Stated problem: Repeat the data word for word. Do not include the pictures.

Data records:

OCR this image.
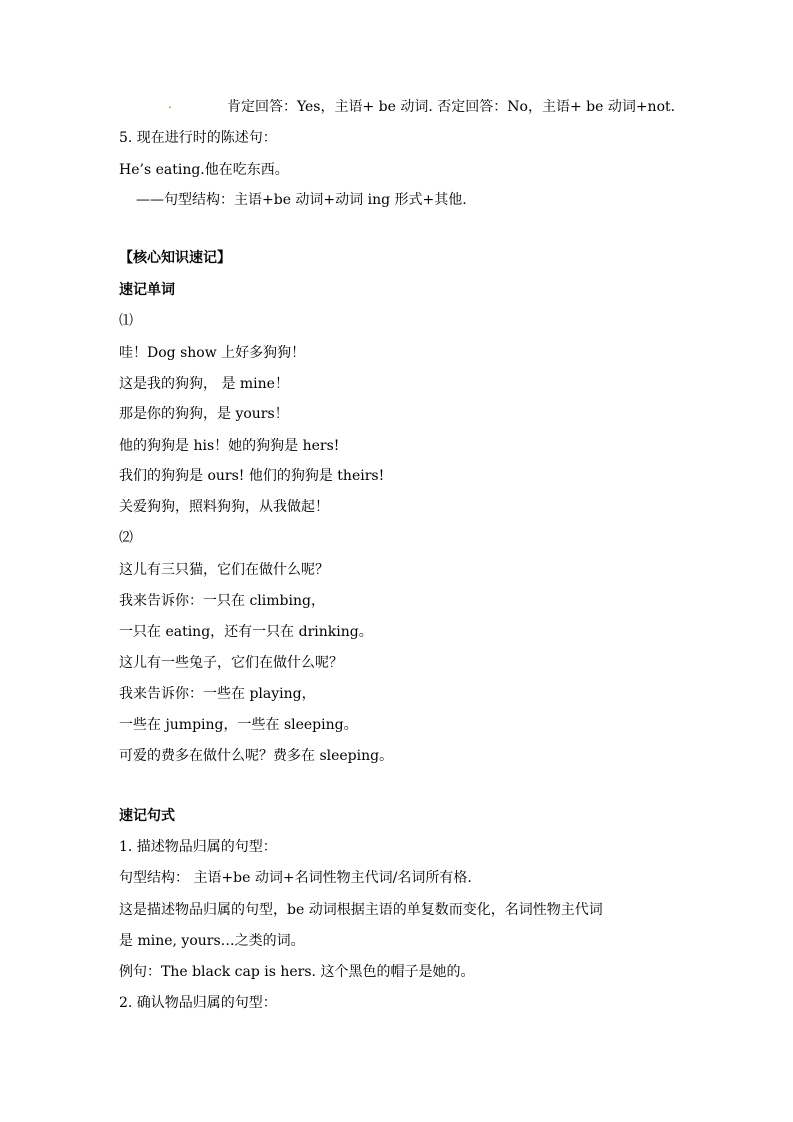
.	肯定回答：Yes，主语+ be 动词. 否定回答：No，主语+ be 动词+not.
5. 现在进行时的陈述句：
He’s eating.他在吃东西。
——句型结构：主语+be 动词+动词 ing 形式+其他.
【核心知识速记】
速记单词
⑴
哇！Dog show 上好多狗狗！
这是我的狗狗， 是 mine！
那是你的狗狗，是 yours！
他的狗狗是 his！她的狗狗是 hers!
我们的狗狗是 ours! 他们的狗狗是 theirs!
关爱狗狗，照料狗狗，从我做起！
⑵
这儿有三只猫，它们在做什么呢？
我来告诉你：一只在 climbing，
一只在 eating，还有一只在 drinking。
这儿有一些兔子，它们在做什么呢？
我来告诉你：一些在 playing，
一些在 jumping，一些在 sleeping。
可爱的费多在做什么呢？费多在 sleeping。
速记句式
1. 描述物品归属的句型：
句型结构： 主语+be 动词+名词性物主代词/名词所有格.
这是描述物品归属的句型，be 动词根据主语的单复数而变化，名词性物主代词
是 mine, yours…之类的词。
例句：The black cap is hers. 这个黑色的帽子是她的。
2. 确认物品归属的句型：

Written response:
OCR this image.
.	肯定回答：Yes，主语+ be 动词. 否定回答：No，主语+ be 动词+not.
5. 现在进行时的陈述句：
He’s eating.他在吃东西。
——句型结构：主语+be 动词+动词 ing 形式+其他.
【核心知识速记】
速记单词
⑴
哇！Dog show 上好多狗狗！
这是我的狗狗， 是 mine！
那是你的狗狗，是 yours！
他的狗狗是 his！她的狗狗是 hers!
我们的狗狗是 ours! 他们的狗狗是 theirs!
关爱狗狗，照料狗狗，从我做起！
⑵
这儿有三只猫，它们在做什么呢？
我来告诉你：一只在 climbing，
一只在 eating，还有一只在 drinking。
这儿有一些兔子，它们在做什么呢？
我来告诉你：一些在 playing，
一些在 jumping，一些在 sleeping。
可爱的费多在做什么呢？费多在 sleeping。
速记句式
1. 描述物品归属的句型：
句型结构： 主语+be 动词+名词性物主代词/名词所有格.
这是描述物品归属的句型，be 动词根据主语的单复数而变化，名词性物主代词
是 mine, yours…之类的词。
例句：The black cap is hers. 这个黑色的帽子是她的。
2. 确认物品归属的句型：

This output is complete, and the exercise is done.